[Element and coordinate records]
/---
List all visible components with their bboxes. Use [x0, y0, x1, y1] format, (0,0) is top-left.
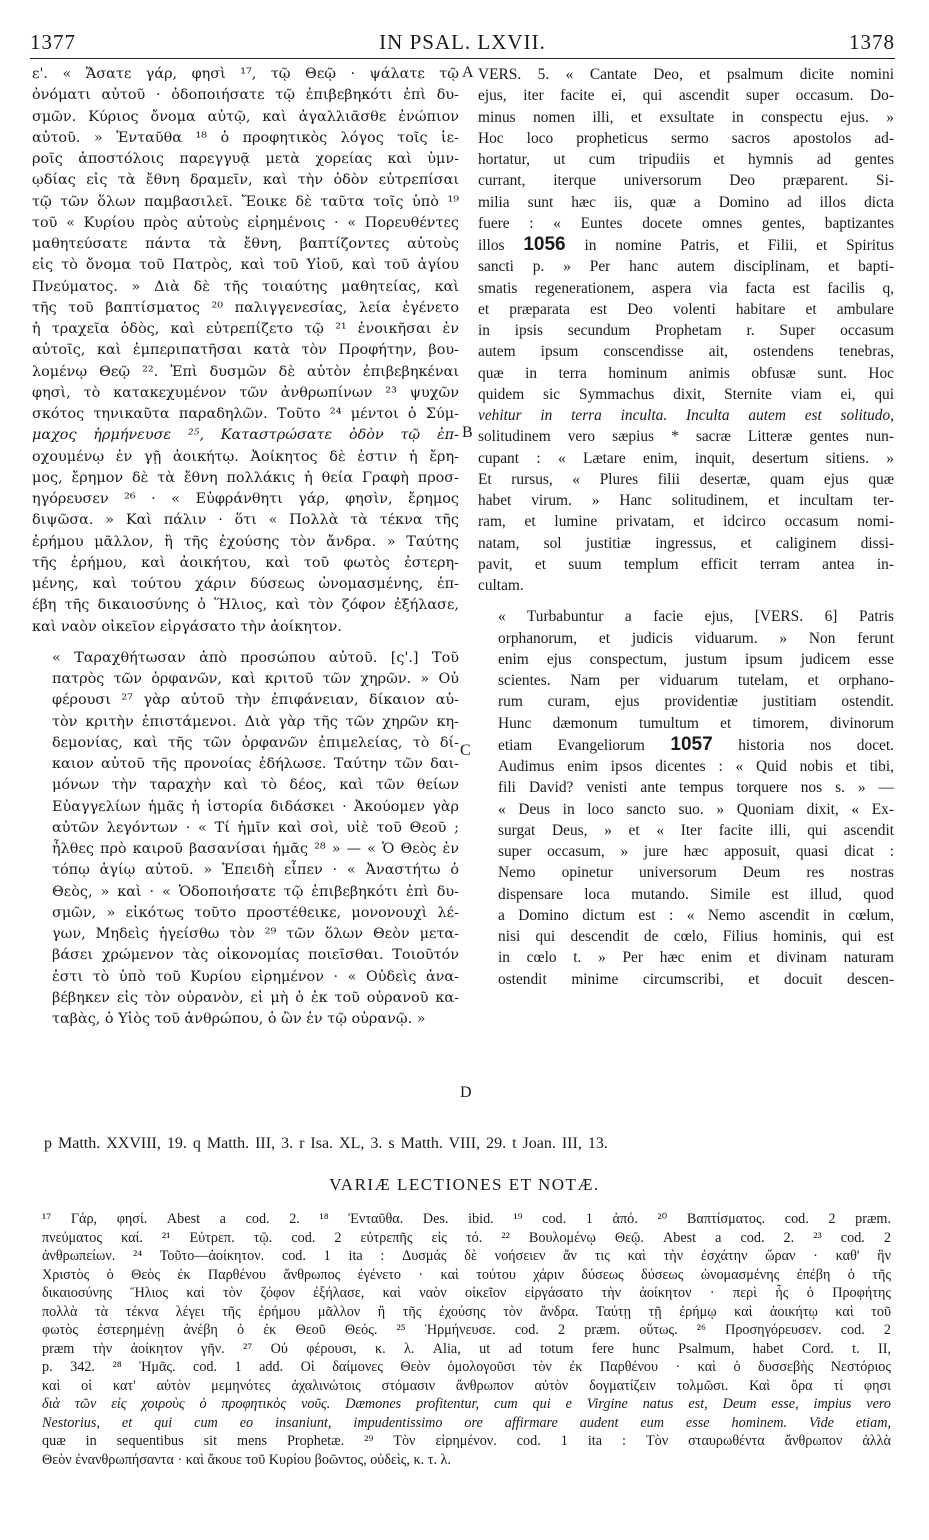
note-line: Θεὸν ἐνανθρωπήσαντα · καὶ ἄκουε τοῦ Κυρίου βοῶντος, οὐδεὶς, κ. τ. λ. [42, 1451, 451, 1468]
text-line: σκότος τηνικαῦτα παραδηλῶν. Τοῦτο ²⁴ μέντοι ὁ Σύμ- [32, 406, 459, 422]
greek-paragraph-2 [32, 648, 459, 1031]
note-line: ἀνθρωπείων. ²⁴ Τοῦτο—ἀοίκητον. cod. 1 ita : Δυσμάς δὲ νοήσειεν ἄν τις καὶ τὴν ἐσχάτην ὥραν · καθ' ἣν [42, 1248, 891, 1264]
text-line [478, 234, 894, 256]
text-line: a Domino dictum est : « Nemo ascendit in cœlum, [498, 906, 894, 924]
text-line: πατρὸς τῶν ὀρφανῶν, καὶ κριτοῦ τῶν χηρῶν. » Οὐ [52, 671, 459, 687]
note-line: διὰ τῶν εἰς χοιροὺς ὁ προφητικὸς νοῦς. Dæmones profitentur, cum qui e Virgine natus est, Deum esse, impius vero [42, 1396, 891, 1412]
text-line: fuere : « Euntes docete omnes gentes, baptizantes [478, 214, 894, 232]
text-line: cupant : « Lætare enim, inquit, desertum sitiens. » [478, 449, 894, 467]
text-line: σμῶν. Κύριος ὄνομα αὐτῷ, καὶ ἀγαλλιᾶσθε ἐνώπιον [32, 108, 459, 125]
text-line: nisi qui descendit de cœlo, Filius hominis, qui est [498, 928, 894, 945]
text-line: Εὐαγγελίων ἡμᾶς ἡ ἱστορία διδάσκει · Ἀκούομεν γὰρ [52, 798, 459, 815]
text-line: pavit, et suum templum efficit terram antea in- [478, 555, 894, 573]
text-segment: illos [478, 237, 505, 254]
text-line: φέρουσι ²⁷ γὰρ αὐτοῦ τὴν ἐπιφάνειαν, δίκαιον αὐ- [52, 692, 459, 709]
text-line: λομένῳ Θεῷ ²². Ἐπὶ δυσμῶν δὲ αὐτὸν ἐπιβεβηκέναι [32, 363, 459, 380]
text-line: Πνεύματος. » Διὰ δὲ τῆς τοιαύτης μαθητείας, καὶ [32, 278, 459, 295]
text-line: fili David? venisti ante tempus torquere nos s. » — [498, 779, 894, 797]
text-line: δεμονίας, καὶ τῆς τῶν ὀρφανῶν ἐπιμελείας, τὸ δί- [52, 734, 459, 751]
text-line: ταβὰς, ὁ Υἱὸς τοῦ ἀνθρώπου, ὁ ὢν ἐν τῷ οὐρανῷ. » [52, 1011, 426, 1027]
text-line: Hunc dæmonum tumultum et timorem, divinorum [498, 714, 894, 732]
note-line: Nestorius, et qui cum eo insaniunt, impudentissimo ore affirmare audent eum esse hominem. Vide etiam, [42, 1414, 891, 1431]
text-line: surgat Deus, » et « Iter facite illi, qui ascendit [498, 821, 894, 839]
text-line: σμῶν, » εἰκότως τοῦτο προστέθεικε, μονονουχὶ λέ- [52, 904, 459, 921]
text-segment: historia nos docet. [738, 736, 894, 754]
text-line: διψῶσα. » Καὶ πάλιν · ὅτι « Πολλὰ τὰ τέκνα τῆς [32, 512, 459, 529]
latin-paragraph-1 [478, 64, 894, 596]
text-line: currant, iterque universorum Deo præparent. Si- [478, 172, 894, 190]
text-line: ηγόρευσεν ²⁶ · « Εὐφράνθητι γάρ, φησὶν, ἔρημος [32, 491, 459, 507]
text-line: ostendit minime circumscribi, et docuit descen- [498, 970, 894, 988]
note-line: p. 342. ²⁸ Ἡμᾶς. cod. 1 add. Οἱ δαίμονες Θεὸν ὁμολογοῦσι τὸν ἐκ Παρθένου · καὶ ὁ δυσσεβὴς Νεστόριος [42, 1359, 891, 1375]
running-title: IN PSAL. LXVII. [379, 30, 546, 54]
text-line: μαχος ἡρμήνευσε ²⁵, Καταστρώσατε ὁδὸν τῷ ἐπ- [32, 427, 459, 444]
text-line: scientes. Nam per viduarum tutelam, et orphano- [498, 672, 894, 689]
text-line: οχουμένῳ ἐν γῇ ἀοικήτῳ. Ἀοίκητος δὲ ἐστιν ἡ ἔρη- [32, 448, 459, 465]
text-line: vehitur in terra inculta. Inculta autem est solitudo, [478, 407, 894, 424]
text-line: τὸν κριτὴν ἐπιστάμενοι. Διὰ γὰρ τῆς τῶν χηρῶν κη- [52, 713, 459, 730]
text-line: « Ταραχθήτωσαν ἀπὸ προσώπου αὐτοῦ. [ς'.] Τοῦ [52, 649, 459, 666]
text-line: ἐρήμου μᾶλλον, ἢ τῆς ἐχούσης τὸν ἄνδρα. » Ταύτης [32, 533, 459, 550]
note-line: Χριστὸς ὁ Θεὸς ἐκ Παρθένου ἄνθρωπος ἐγένετο · καὶ τούτου χάριν δύσεως δύσεως ὠνομασμένης ἐπέβη ὁ τῆς [42, 1266, 891, 1283]
text-line: ram, et lumine privatam, et idcirco occasum nomi- [478, 513, 894, 531]
column-number: 1056 [523, 234, 566, 255]
text-line: « Deus in loco sancto suo. » Quoniam dixit, « Ex- [498, 800, 894, 818]
text-line: rum curam, ejus providentiæ justitiam ostendit. [498, 693, 894, 711]
text-line: ἦλθες πρὸ καιροῦ βασανίσαι ἡμᾶς ²⁸ » — « Ὁ Θεὸς ἐν [52, 841, 459, 857]
text-line: τῷ τῶν ὅλων παμβασιλεῖ. Ἔοικε δὲ ταῦτα τοῖς ὑπὸ ¹⁹ [32, 193, 459, 210]
text-segment: in nomine Patris, et Filii, et Spiritus [584, 237, 894, 254]
text-line: έβη τῆς δικαιοσύνης ὁ Ἥλιος, καὶ τὸν ζόφον ἐξήλασε, [32, 597, 459, 614]
running-header [30, 30, 895, 58]
text-line: milia sunt hæc iis, quæ a Domino ad illos dicta [478, 193, 894, 211]
text-line: orphanorum, et judicis viduarum. » Non ferunt [498, 629, 894, 647]
text-line: cultam. [478, 577, 524, 594]
text-line: natam, sol justitiæ ingressus, et caliginem dissi- [478, 534, 894, 552]
note-line: φωτὸς ἐστερημένῃ ἀνέβη ὁ ἐκ Θεοῦ Θεός. ²⁵ Ἡρμήνευσε. cod. 2 præm. οὕτως. ²⁶ Προσηγόρευσεν. cod. 2 [42, 1322, 891, 1338]
margin-letter-a: A [462, 64, 474, 81]
text-line: super occasum, » jure hæc apposuit, quasi dicat : [498, 843, 894, 860]
text-line: Audimus enim ipsos dicentes : « Quid nobis et tibi, [498, 758, 894, 775]
text-line: ροῖς ἀποστόλοις παρεγγυᾷ μετὰ χορείας καὶ ὑμν- [32, 151, 459, 167]
text-line: « Turbabuntur a facie ejus, [VERS. 6] Patris [498, 608, 894, 626]
text-line: φησὶ, τὸ κατακεχυμένον τῶν ἀνθρωπίνων ²³ ψυχῶν [32, 384, 459, 401]
text-line: τοῦ « Κυρίου πρὸς αὐτοὺς εἰρημένοις · « Πορευθέντες [32, 214, 459, 231]
text-line: αὐτοῖς, καὶ ἐμπεριπατῆσαι κατὰ τὸν Προφήτην, βου- [32, 342, 459, 359]
variant-readings-notes [42, 1210, 891, 1469]
text-line: ἐστι τὸ ὑπὸ τοῦ Κυρίου εἰρημένον · « Οὐδεὶς ἀνα- [52, 968, 459, 985]
page-number-right: 1378 [849, 30, 895, 54]
header-rule [30, 58, 895, 59]
note-line: καὶ οἱ κατ' αὐτὸν μεμηνότες ἀχαλινώτοις στόμασιν ἄνθρωπον αὐτὸν δογματίζειν τολμῶσι. Καὶ ὅρα τί φησι [42, 1377, 891, 1394]
text-line: γων, Μηδεὶς ἡγείσθω τὸν ²⁹ τῶν ὅλων Θεὸν μετα- [52, 926, 459, 942]
text-line: τῆς ἐρήμου, καὶ ἀοικήτου, καὶ τοῦ φωτὸς ἐστερη- [32, 554, 459, 571]
text-line [478, 734, 894, 756]
note-line: δικαιοσύνης Ἥλιος καὶ τὸν ζόφον ἐξήλασε, καὶ ναὸν οἰκεῖον εἰργάσατο τὴν ἀοίκητον · περὶ ἧς ὁ Προφήτης [42, 1285, 891, 1301]
greek-paragraph-1 [32, 64, 459, 638]
text-line: Θεὸς, » καὶ · « Ὁδοποιήσατε τῷ ἐπιβεβηκότι ἐπὶ δυ- [52, 883, 459, 900]
column-number: 1057 [670, 733, 713, 755]
text-line: αὐτῶν λεγόντων · « Τί ἡμῖν καὶ σοὶ, υἱὲ τοῦ Θεοῦ ; [52, 819, 459, 836]
text-line: μόνων τὴν ταραχὴν καὶ τὸ δέος, καὶ τῶν θείων [52, 777, 459, 794]
text-line: et præparata est Deo volenti habitare et ambulare [478, 300, 894, 318]
text-line: βάσει χρώμενον τὰς οἰκονομίας ποιεῖσθαι. Τοιοῦτόν [52, 947, 459, 964]
scripture-references: p Matth. XXVIII, 19. q Matth. III, 3. r Isa. XL, 3. s Matth. VIII, 29. t Joan. III, 13. [44, 1135, 608, 1152]
note-line: ¹⁷ Γάρ, φησί. Abest a cod. 2. ¹⁸ Ἐνταῦθα. Des. ibid. ¹⁹ cod. 1 ἀπό. ²⁰ Βαπτίσματος. cod. 2 præm. [42, 1211, 891, 1227]
text-line: hortatur, ut cum tripudiis et hymnis ad gentes [478, 151, 894, 168]
text-line: ejus, iter facite ei, qui ascendit super occasum. Do- [478, 87, 894, 105]
text-line: αὐτοῦ. » Ἐνταῦθα ¹⁸ ὁ προφητικὸς λόγος τοῖς ἱε- [32, 129, 459, 146]
text-line: in cœlo t. » Per hæc enim et divinam naturam [498, 949, 894, 967]
latin-paragraph-2 [478, 606, 894, 990]
text-line: smatis regenerationem, aspera via facta est facilis q, [478, 279, 894, 297]
margin-letter-c: C [460, 742, 471, 759]
margin-letter-d: D [460, 1084, 472, 1101]
text-line: καιον αὐτοῦ τῆς προνοίας ἐδήλωσε. Ταύτην τῶν δαι- [52, 756, 459, 772]
text-line: καὶ ναὸν οἰκεῖον εἰργάσατο τὴν ἀοίκητον. [32, 618, 342, 635]
page-number-left: 1377 [30, 30, 76, 54]
text-line: βέβηκεν εἰς τὸν οὐρανὸν, εἰ μὴ ὁ ἐκ τοῦ οὐρανοῦ κα- [52, 989, 459, 1006]
margin-letter-b: B [462, 424, 473, 441]
text-line: ε'. « Ἄσατε γάρ, φησὶ ¹⁷, τῷ Θεῷ · ψάλατε τῷ [32, 66, 459, 82]
text-line: in ipsis secundum Prophetam r. Super occasum [478, 322, 894, 339]
text-line: μένης, καὶ τούτου χάριν δύσεως ὠνομασμένης, ἐπ- [32, 576, 459, 592]
note-line: præm τὴν ἀοίκητον γῆν. ²⁷ Οὐ φέρουσι, κ. λ. Alia, ut ad totum fere hunc Psalmum, habet Cord. t. II, [42, 1340, 891, 1357]
note-line: quæ in sequentibus sit mens Prophetæ. ²⁹ Τὸν εἰρημένον. cod. 1 ita : Τὸν σταυρωθέντα ἄνθρωπον ἀλλὰ [42, 1433, 891, 1449]
text-line: τόπῳ ἁγίῳ αὐτοῦ. » Ἐπειδὴ εἶπεν · « Ἀναστήτω ὁ [52, 862, 459, 879]
text-line: ῳδίας εἰς τὰ ἔθνη δραμεῖν, καὶ τὴν ὁδὸν εὐτρεπίσαι [32, 172, 459, 189]
text-line: minus nomen illi, et exsultate in conspectu ejus. » [478, 108, 894, 126]
text-line: quidem sic Symmachus dixit, Sternite viam ei, qui [478, 385, 894, 403]
text-line: sancti p. » Per hanc autem disciplinam, et bapti- [478, 258, 894, 276]
text-line: εἰς τὸ ὄνομα τοῦ Πατρὸς, καὶ τοῦ Υἱοῦ, καὶ τοῦ ἁγίου [32, 257, 459, 274]
note-line: πνεύματος καί. ²¹ Εὐτρεπ. τῷ. cod. 2 εὐτρεπῆς εἰς τό. ²² Βουλομένῳ Θεῷ. Abest a cod. 2. ²³ cod. 2 [42, 1229, 891, 1246]
text-segment: etiam Evangeliorum [498, 736, 645, 754]
text-line: enim ejus conspectum, justum ipsum judicem esse [498, 650, 894, 668]
text-line: ὀνόματι αὐτοῦ · ὁδοποιήσατε τῷ ἐπιβεβηκότι ἐπὶ δυ- [32, 87, 459, 104]
text-line: VERS. 5. « Cantate Deo, et psalmum dicite nomini [478, 66, 894, 83]
text-line: τῆς τοῦ βαπτίσματος ²⁰ παλιγγενεσίας, λεία ἐγένετο [32, 299, 459, 316]
text-line: solitudinem vero sæpius * sacræ Litteræ gentes nun- [478, 428, 894, 446]
text-line: Et rursus, « Plures filii desertæ, quam ejus quæ [478, 470, 894, 488]
greek-column [32, 64, 459, 1030]
text-line: habet virum. » Hanc solitudinem, et incultam ter- [478, 492, 894, 509]
text-line: Nemo opinetur universorum Deum res nostras [498, 864, 894, 882]
text-line: ἡ τραχεῖα ὁδὸς, καὶ εὐτρεπίζετο τῷ ²¹ ἐνοικῆσαι ἐν [32, 321, 459, 337]
text-line: Hoc loco propheticus sermo sacros apostolos ad- [478, 129, 894, 147]
text-line: μος, ἔρημον δὲ τὰ ἔθνη πολλάκις ἡ θεία Γραφὴ προσ- [32, 469, 459, 486]
note-line: πολλὰ τὰ τέκνα λέγει τῆς ἐρήμου μᾶλλον ἢ τῆς ἐχούσης τὸν ἄνδρα. Ταύτῃ τῇ ἐρήμῳ καὶ ἀοικήτῳ καὶ τοῦ [42, 1303, 891, 1320]
notes-title: VARIÆ LECTIONES ET NOTÆ. [329, 1175, 600, 1194]
text-line: dispensare loca mutando. Simile est illud, quod [498, 885, 894, 903]
text-line: autem ipsum conscendisse ait, ostendens tenebras, [478, 343, 894, 361]
text-line: μαθητεύσατε πάντα τὰ ἔθνη, βαπτίζοντες αὐτοὺς [32, 236, 459, 252]
text-line: quæ in terra hominum animis obfusæ sunt. Hoc [478, 364, 894, 382]
latin-column [478, 64, 894, 990]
\---
Direction
Update the lines from the one with "note-line: Θεὸν ἐνανθρωπήσαντα" up to and including the one with "text-line: nisi qui" by changing "note-line" to "footnote-line" throughout, leaving everything else as it is. Return only those lines.

Completed task
footnote-line: Θεὸν ἐνανθρωπήσαντα · καὶ ἄκουε τοῦ Κυρίου βοῶντος, οὐδεὶς, κ. τ. λ. [42, 1451, 451, 1468]
text-line: σκότος τηνικαῦτα παραδηλῶν. Τοῦτο ²⁴ μέντοι ὁ Σύμ- [32, 406, 459, 422]
greek-paragraph-2 [32, 648, 459, 1031]
footnote-line: ἀνθρωπείων. ²⁴ Τοῦτο—ἀοίκητον. cod. 1 ita : Δυσμάς δὲ νοήσειεν ἄν τις καὶ τὴν ἐσχάτην ὥραν · καθ' ἣν [42, 1248, 891, 1264]
text-line [478, 234, 894, 256]
text-line: a Domino dictum est : « Nemo ascendit in cœlum, [498, 906, 894, 924]
text-line: πατρὸς τῶν ὀρφανῶν, καὶ κριτοῦ τῶν χηρῶν. » Οὐ [52, 671, 459, 687]
footnote-line: διὰ τῶν εἰς χοιροὺς ὁ προφητικὸς νοῦς. Dæmones profitentur, cum qui e Virgine natus est, Deum esse, impius vero [42, 1396, 891, 1412]
text-line: fuere : « Euntes docete omnes gentes, baptizantes [478, 214, 894, 232]
text-line: cupant : « Lætare enim, inquit, desertum sitiens. » [478, 449, 894, 467]
text-line: σμῶν. Κύριος ὄνομα αὐτῷ, καὶ ἀγαλλιᾶσθε ἐνώπιον [32, 108, 459, 125]
text-line: nisi qui descendit de cœlo, Filius hominis, qui est [498, 928, 894, 945]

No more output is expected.